● Written exercise a: Copy the passage from the movie discussion that opens with the words containing "Nothing in the" and closes with "killing the kid.".

● Excerpted text:
I still enjoyed the heck out of the movie, and was creeped out when I figure I was supposed to be.

Yeah, that was really weird and I’m a bit mystified how that happened. I hope it’s not too intolerable. :( I blame the demon from Paranormal Activity.

 -Tom

The podcast itself is OK, but it gets really bad during the 3x3. Could it be related to playing the sound effects?

I’m pretty sure one thing you guys got wrong is that when the first movie starts, the paranormal stuff is already going on. That’s partly why Micah got the camera to begin with.

So having her mention stuff is happening after the demon has been transferred over to her ties in perfectly.

The problem I have is in the first movie Micah mentions how she didn’t warn him about being haunted since she was eight and she says something about 'how do you bring that up?". Then we see in the second movie that EVERYONE was talking about it well before the events of the first movie.

The baby part was a cheat, twice. First because the baby gets dragged oh so tenderly, while the adults get pulled at about 30mph. Obviously they wanted to have it both ways, let’s mess with the baby but at the same time we won’t do anything bad. Second, because while the demon possessed Katie kills several people without any hesitation, she only carries the baby away. Once again trying to have it both ways. Having established a killer demon over two movies, but backing down when it comes to the key moment the demon has won, suddently the demon shows a maternal side. Gimme a break!

Nothing in the movie said that the demon would kill the boy. Usually those sorts of bargains (see: Rumpelstiltskin) involve the supernatural being taking the child. Possessing the women is just a means to an end.

Fair enough, maybe the demon can claim the soul without killing the kid.

But how do you explain the scene where the demon literally has the baby, lifting the baby out of the crib, then…next time we see the baby he is walking around like normal outside the crib. There is no one there at that time to interfere in any way with the demon’s plan. Yet the baby eventually just wanders around and goes back to his room. The only explanation I can see is they wanted the cheap thrills of a baby in danger but lacked the guts to pursue the logical conclusion.

Perhaps the demon is incapable of opening the front door by itself… shrug Since I never felt the point was to actually harm or kill the baby, I didn’t have any issue with the baby not being harmed or killed.

Remember, this movie happens first. Perhaps during that scene when it is attempting to take the baby, and it leads the baby into the basement and all that, the demon learns that it cannot take the baby on its own. At which point it decided to possess the mother… and then to possess Katie… so that it can take the baby.

Has anyone else recently had trouble downloading the show through iTunes? I’ve just started to get an error message that says " ‘Quarter to Three’ does not seem to be a valid Podcase URL" when i try to update the podcast.

But the point is if it can ‘take’ the mom and possess her, and ‘take’ Katie and possess her, why couldn’t it take the baby? Why did it lead the baby downstairs as opposed to dragging it like the mom and Katie?

It seems obvious to me that there is no logical story based reason, just that they did not want to cross a line with showing violence towards the baby. I can completely understand that…except then why write a script that puts a baby in demonic danger AND even have the demon take the baby at the end if you’re just going to wimp out?

You are asking questions I can’t answer… I mean, I can make up answers, but it isn’t my mythology. Why couldn’t it possess the baby the way it did the women? Maybe it can only possess women. Why lead the baby downstairs instead of dragging it? Because it doesn’t want to hurt the baby since it needs the baby unharmed.

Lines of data
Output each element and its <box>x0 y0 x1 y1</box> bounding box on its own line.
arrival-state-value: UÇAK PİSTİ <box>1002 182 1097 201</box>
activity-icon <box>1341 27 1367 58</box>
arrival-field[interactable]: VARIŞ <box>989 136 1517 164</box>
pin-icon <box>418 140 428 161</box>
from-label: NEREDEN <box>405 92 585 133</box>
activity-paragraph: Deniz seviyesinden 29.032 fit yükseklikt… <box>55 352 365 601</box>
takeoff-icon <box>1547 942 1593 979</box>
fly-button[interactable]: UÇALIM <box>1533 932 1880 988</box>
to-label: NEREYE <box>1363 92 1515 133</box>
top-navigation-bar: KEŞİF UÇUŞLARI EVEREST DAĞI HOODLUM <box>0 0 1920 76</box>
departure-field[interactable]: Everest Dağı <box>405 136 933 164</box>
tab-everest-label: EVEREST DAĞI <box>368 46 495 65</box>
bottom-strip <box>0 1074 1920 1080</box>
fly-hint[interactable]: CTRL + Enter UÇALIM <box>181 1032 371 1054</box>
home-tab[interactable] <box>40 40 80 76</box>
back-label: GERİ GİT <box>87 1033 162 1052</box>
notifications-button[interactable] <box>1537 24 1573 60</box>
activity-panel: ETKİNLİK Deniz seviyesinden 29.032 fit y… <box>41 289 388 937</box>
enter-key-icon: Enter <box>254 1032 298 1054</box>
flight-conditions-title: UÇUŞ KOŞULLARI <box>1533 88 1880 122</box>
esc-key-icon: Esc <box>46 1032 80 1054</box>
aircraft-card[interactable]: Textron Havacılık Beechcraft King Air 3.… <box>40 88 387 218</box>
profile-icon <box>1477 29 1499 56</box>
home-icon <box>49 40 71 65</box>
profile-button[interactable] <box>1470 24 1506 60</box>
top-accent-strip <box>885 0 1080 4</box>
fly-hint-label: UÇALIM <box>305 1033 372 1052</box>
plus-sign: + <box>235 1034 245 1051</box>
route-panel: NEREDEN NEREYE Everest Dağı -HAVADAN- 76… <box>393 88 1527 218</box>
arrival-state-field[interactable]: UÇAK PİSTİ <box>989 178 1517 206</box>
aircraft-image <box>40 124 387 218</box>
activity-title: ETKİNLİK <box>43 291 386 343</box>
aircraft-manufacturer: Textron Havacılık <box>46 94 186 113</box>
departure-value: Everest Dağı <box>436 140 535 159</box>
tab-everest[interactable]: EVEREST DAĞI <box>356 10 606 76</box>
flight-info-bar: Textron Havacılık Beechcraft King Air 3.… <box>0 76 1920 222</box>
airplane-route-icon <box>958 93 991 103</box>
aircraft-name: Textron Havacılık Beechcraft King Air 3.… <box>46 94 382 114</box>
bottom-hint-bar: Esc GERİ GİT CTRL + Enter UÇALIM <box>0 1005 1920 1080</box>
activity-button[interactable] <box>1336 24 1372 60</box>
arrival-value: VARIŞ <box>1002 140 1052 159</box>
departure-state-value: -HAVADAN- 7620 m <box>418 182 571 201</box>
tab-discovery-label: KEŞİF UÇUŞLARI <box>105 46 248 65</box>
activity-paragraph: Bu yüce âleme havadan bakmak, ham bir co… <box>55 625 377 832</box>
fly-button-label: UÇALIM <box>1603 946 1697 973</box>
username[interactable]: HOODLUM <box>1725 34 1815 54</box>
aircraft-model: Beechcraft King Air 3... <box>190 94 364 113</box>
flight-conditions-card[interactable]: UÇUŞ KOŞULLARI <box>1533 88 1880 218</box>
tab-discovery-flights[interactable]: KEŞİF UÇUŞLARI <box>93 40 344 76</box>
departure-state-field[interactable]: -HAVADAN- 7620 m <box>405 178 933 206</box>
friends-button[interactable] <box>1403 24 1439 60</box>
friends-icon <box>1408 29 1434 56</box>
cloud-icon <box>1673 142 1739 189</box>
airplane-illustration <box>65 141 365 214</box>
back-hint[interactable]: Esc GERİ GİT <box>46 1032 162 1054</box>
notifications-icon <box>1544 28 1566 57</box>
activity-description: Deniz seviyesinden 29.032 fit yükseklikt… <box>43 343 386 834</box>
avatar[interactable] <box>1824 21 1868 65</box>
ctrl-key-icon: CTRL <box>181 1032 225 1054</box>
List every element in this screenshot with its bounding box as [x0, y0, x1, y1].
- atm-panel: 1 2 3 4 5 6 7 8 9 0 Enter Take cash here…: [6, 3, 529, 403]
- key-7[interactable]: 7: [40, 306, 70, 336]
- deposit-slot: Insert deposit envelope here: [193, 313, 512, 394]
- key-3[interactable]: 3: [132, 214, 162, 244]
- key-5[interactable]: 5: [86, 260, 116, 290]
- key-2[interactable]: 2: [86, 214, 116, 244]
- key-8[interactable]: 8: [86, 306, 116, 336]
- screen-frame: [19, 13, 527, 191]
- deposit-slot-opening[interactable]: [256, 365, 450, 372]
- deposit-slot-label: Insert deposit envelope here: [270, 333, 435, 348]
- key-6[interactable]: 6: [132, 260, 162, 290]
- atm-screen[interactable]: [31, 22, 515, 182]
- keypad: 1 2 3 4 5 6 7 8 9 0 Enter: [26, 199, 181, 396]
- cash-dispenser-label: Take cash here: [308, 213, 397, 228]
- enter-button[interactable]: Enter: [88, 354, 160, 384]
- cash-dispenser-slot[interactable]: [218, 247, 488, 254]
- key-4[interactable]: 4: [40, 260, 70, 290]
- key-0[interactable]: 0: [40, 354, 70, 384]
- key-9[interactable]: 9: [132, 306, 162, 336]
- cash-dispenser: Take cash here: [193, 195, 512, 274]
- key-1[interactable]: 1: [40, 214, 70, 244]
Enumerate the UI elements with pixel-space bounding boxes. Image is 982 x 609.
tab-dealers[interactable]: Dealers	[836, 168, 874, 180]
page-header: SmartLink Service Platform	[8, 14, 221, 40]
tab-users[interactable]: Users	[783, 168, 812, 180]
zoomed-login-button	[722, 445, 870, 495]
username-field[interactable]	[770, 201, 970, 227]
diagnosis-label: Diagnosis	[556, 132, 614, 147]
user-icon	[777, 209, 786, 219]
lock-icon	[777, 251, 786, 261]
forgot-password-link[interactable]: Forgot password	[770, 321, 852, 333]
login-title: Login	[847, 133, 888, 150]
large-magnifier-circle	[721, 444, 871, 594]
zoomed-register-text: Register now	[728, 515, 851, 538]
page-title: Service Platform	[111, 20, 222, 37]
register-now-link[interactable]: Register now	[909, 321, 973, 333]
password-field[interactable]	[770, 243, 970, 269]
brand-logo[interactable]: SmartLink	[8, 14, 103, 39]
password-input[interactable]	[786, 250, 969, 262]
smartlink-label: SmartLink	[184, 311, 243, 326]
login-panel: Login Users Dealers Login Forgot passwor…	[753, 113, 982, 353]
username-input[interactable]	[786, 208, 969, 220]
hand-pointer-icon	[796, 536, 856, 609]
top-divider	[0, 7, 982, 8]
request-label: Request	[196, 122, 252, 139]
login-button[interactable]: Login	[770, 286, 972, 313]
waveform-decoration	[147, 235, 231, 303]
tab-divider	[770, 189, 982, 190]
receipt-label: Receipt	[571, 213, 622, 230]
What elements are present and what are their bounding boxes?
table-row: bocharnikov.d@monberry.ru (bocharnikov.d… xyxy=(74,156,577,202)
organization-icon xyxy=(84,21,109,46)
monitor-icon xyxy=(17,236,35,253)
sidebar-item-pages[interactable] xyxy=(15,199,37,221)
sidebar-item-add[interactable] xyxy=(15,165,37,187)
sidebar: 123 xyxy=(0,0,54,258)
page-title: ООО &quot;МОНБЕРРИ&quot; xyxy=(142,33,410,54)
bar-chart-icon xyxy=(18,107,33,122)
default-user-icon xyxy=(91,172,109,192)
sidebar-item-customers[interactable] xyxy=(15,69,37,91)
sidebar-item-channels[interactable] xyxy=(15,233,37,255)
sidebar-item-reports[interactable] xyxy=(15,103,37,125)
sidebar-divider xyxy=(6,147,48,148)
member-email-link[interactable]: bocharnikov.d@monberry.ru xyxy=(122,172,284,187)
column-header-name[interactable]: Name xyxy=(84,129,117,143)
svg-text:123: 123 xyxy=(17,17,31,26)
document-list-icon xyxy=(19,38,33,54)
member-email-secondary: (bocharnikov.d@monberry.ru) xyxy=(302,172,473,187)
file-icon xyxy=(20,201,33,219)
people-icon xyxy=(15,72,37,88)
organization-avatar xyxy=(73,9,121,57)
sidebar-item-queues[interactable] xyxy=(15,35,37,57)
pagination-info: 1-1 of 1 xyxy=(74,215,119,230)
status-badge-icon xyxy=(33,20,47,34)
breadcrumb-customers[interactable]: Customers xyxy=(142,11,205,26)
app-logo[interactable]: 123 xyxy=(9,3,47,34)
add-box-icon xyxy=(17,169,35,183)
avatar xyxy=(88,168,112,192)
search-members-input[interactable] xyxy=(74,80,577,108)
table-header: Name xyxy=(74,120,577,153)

● Written exercise b: Rewrite the part of the rows that opens with their first line and closes with the line containing "home-tab[interactable] <box>40 40 80 76</box>", changing "departure-field" to "origin-field" and leaving everything else unchanged. Give only those lines.

● Task answer a:
Nothing in the movie said that the demon would kill the boy. Usually those sorts of bargains (see: Rumpelstiltskin) involve the supernatural being taking the child. Possessing the women is just a means to an end.

Fair enough, maybe the demon can claim the soul without killing the kid.

● Task answer b:
Output each element and its <box>x0 y0 x1 y1</box> bounding box on its own line.
arrival-state-value: UÇAK PİSTİ <box>1002 182 1097 201</box>
activity-icon <box>1341 27 1367 58</box>
arrival-field[interactable]: VARIŞ <box>989 136 1517 164</box>
pin-icon <box>418 140 428 161</box>
from-label: NEREDEN <box>405 92 585 133</box>
activity-paragraph: Deniz seviyesinden 29.032 fit yükseklikt… <box>55 352 365 601</box>
takeoff-icon <box>1547 942 1593 979</box>
fly-button[interactable]: UÇALIM <box>1533 932 1880 988</box>
to-label: NEREYE <box>1363 92 1515 133</box>
top-navigation-bar: KEŞİF UÇUŞLARI EVEREST DAĞI HOODLUM <box>0 0 1920 76</box>
origin-field[interactable]: Everest Dağı <box>405 136 933 164</box>
tab-everest-label: EVEREST DAĞI <box>368 46 495 65</box>
bottom-strip <box>0 1074 1920 1080</box>
fly-hint[interactable]: CTRL + Enter UÇALIM <box>181 1032 371 1054</box>
home-tab[interactable] <box>40 40 80 76</box>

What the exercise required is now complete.